§ **Task to complete**: Type out the records that follow, exactly as given.

§ **Source material**:
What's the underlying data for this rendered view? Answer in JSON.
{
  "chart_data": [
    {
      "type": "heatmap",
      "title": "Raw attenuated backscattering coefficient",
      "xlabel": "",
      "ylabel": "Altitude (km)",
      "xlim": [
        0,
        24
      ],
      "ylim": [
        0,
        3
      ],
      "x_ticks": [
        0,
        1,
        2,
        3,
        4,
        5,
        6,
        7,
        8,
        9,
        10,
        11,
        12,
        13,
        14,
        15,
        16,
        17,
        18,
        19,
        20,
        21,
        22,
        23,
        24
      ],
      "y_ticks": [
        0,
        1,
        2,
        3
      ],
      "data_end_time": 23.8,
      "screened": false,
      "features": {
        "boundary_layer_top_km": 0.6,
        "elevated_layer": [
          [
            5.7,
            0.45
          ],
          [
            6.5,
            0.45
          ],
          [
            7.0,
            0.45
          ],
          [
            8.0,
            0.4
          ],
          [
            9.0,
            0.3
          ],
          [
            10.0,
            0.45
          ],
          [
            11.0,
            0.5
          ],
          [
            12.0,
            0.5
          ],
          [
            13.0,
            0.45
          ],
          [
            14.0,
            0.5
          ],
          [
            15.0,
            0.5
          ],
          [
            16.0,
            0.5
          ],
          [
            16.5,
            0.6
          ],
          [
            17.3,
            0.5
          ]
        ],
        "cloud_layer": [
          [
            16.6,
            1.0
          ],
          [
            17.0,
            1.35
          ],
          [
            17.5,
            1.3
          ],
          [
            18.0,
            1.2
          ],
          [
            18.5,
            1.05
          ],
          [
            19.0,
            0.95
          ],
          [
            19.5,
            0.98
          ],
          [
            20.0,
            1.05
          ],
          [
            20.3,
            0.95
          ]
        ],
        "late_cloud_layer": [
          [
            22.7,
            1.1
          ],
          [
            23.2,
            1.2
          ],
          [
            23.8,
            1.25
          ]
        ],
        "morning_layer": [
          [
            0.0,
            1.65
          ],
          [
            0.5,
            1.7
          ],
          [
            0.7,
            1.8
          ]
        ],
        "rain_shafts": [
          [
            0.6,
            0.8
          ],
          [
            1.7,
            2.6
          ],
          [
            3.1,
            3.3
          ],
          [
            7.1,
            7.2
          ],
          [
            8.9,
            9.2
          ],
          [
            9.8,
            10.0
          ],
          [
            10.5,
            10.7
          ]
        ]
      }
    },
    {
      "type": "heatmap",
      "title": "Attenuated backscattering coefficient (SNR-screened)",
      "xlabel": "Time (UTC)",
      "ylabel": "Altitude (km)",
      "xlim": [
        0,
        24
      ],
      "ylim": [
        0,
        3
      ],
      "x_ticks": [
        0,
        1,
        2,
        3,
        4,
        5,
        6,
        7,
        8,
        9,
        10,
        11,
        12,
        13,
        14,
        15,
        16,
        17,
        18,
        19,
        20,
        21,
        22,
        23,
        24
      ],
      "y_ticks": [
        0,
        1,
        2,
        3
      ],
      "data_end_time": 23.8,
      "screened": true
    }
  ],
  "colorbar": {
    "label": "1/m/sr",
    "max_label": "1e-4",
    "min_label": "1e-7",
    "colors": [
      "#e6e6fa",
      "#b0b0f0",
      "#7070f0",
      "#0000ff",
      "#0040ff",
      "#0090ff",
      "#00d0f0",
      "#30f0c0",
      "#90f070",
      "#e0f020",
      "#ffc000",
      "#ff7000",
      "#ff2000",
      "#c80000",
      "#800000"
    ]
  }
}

§ **Exercise answer**:
What's the underlying data for this rendered view? Answer in JSON.
{
  "chart_data": [
    {
      "type": "heatmap",
      "title": "Raw attenuated backscattering coefficient",
      "xlabel": "",
      "ylabel": "Altitude (km)",
      "xlim": [
        0,
        24
      ],
      "ylim": [
        0,
        3
      ],
      "x_ticks": [
        0,
        1,
        2,
        3,
        4,
        5,
        6,
        7,
        8,
        9,
        10,
        11,
        12,
        13,
        14,
        15,
        16,
        17,
        18,
        19,
        20,
        21,
        22,
        23,
        24
      ],
      "y_ticks": [
        0,
        1,
        2,
        3
      ],
      "data_end_time": 23.8,
      "screened": false,
      "features": {
        "boundary_layer_top_km": 0.6,
        "elevated_layer": [
          [
            5.7,
            0.45
          ],
          [
            6.5,
            0.45
          ],
          [
            7.0,
            0.45
          ],
          [
            8.0,
            0.4
          ],
          [
            9.0,
            0.3
          ],
          [
            10.0,
            0.45
          ],
          [
            11.0,
            0.5
          ],
          [
            12.0,
            0.5
          ],
          [
            13.0,
            0.45
          ],
          [
            14.0,
            0.5
          ],
          [
            15.0,
            0.5
          ],
          [
            16.0,
            0.5
          ],
          [
            16.5,
            0.6
          ],
          [
            17.3,
            0.5
          ]
        ],
        "cloud_layer": [
          [
            16.6,
            1.0
          ],
          [
            17.0,
            1.35
          ],
          [
            17.5,
            1.3
          ],
          [
            18.0,
            1.2
          ],
          [
            18.5,
            1.05
          ],
          [
            19.0,
            0.95
          ],
          [
            19.5,
            0.98
          ],
          [
            20.0,
            1.05
          ],
          [
            20.3,
            0.95
          ]
        ],
        "late_cloud_layer": [
          [
            22.7,
            1.1
          ],
          [
            23.2,
            1.2
          ],
          [
            23.8,
            1.25
          ]
        ],
        "morning_layer": [
          [
            0.0,
            1.65
          ],
          [
            0.5,
            1.7
          ],
          [
            0.7,
            1.8
          ]
        ],
        "rain_shafts": [
          [
            0.6,
            0.8
          ],
          [
            1.7,
            2.6
          ],
          [
            3.1,
            3.3
          ],
          [
            7.1,
            7.2
          ],
          [
            8.9,
            9.2
          ],
          [
            9.8,
            10.0
          ],
          [
            10.5,
            10.7
          ]
        ]
      }
    },
    {
      "type": "heatmap",
      "title": "Attenuated backscattering coefficient (SNR-screened)",
      "xlabel": "Time (UTC)",
      "ylabel": "Altitude (km)",
      "xlim": [
        0,
        24
      ],
      "ylim": [
        0,
        3
      ],
      "x_ticks": [
        0,
        1,
        2,
        3,
        4,
        5,
        6,
        7,
        8,
        9,
        10,
        11,
        12,
        13,
        14,
        15,
        16,
        17,
        18,
        19,
        20,
        21,
        22,
        23,
        24
      ],
      "y_ticks": [
        0,
        1,
        2,
        3
      ],
      "data_end_time": 23.8,
      "screened": true
    }
  ],
  "colorbar": {
    "label": "1/m/sr",
    "max_label": "1e-4",
    "min_label": "1e-7",
    "colors": [
      "#e6e6fa",
      "#b0b0f0",
      "#7070f0",
      "#0000ff",
      "#0040ff",
      "#0090ff",
      "#00d0f0",
      "#30f0c0",
      "#90f070",
      "#e0f020",
      "#ffc000",
      "#ff7000",
      "#ff2000",
      "#c80000",
      "#800000"
    ]
  }
}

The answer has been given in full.